### Task to carry out
Gather every line from the entries below that includes "frac".

### Entries supplied
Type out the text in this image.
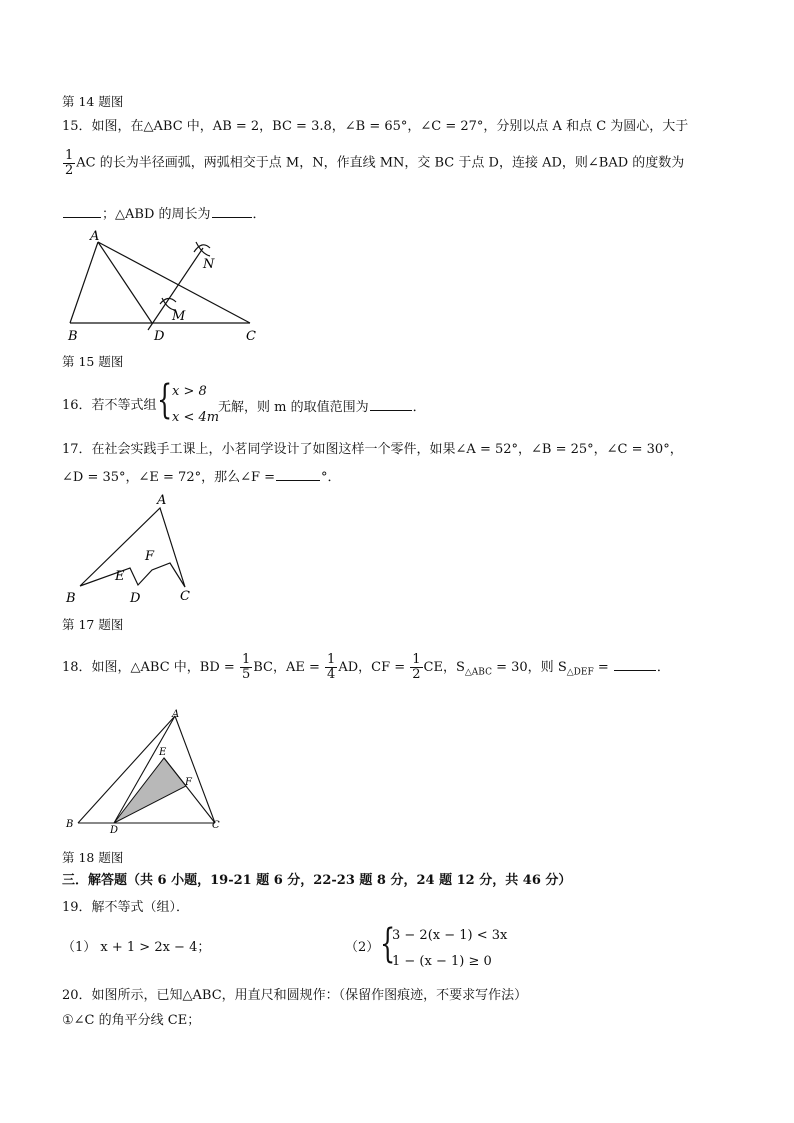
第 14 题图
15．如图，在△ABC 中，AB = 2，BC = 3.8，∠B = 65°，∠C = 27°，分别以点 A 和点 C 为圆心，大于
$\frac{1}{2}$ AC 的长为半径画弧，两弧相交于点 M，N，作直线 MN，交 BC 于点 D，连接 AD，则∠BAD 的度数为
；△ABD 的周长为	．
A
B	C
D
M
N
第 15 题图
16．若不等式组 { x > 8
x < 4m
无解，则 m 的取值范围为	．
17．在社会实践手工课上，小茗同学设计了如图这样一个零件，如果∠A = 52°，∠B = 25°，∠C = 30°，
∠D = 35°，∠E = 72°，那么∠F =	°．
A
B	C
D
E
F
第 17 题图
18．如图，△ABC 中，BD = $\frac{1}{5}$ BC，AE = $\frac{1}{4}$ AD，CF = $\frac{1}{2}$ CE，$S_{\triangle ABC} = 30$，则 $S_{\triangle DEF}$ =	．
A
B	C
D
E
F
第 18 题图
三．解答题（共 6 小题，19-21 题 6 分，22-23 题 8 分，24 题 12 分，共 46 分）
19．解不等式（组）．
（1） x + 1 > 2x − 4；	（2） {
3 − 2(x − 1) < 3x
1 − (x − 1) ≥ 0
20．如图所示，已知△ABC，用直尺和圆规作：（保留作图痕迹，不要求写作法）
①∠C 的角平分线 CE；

### Exercise result
$\frac{1}{2}$ AC 的长为半径画弧，两弧相交于点 M，N，作直线 MN，交 BC 于点 D，连接 AD，则∠BAD 的度数为
18．如图，△ABC 中，BD = $\frac{1}{5}$ BC，AE = $\frac{1}{4}$ AD，CF = $\frac{1}{2}$ CE，$S_{\triangle ABC} = 30$，则 $S_{\triangle DEF}$ =	．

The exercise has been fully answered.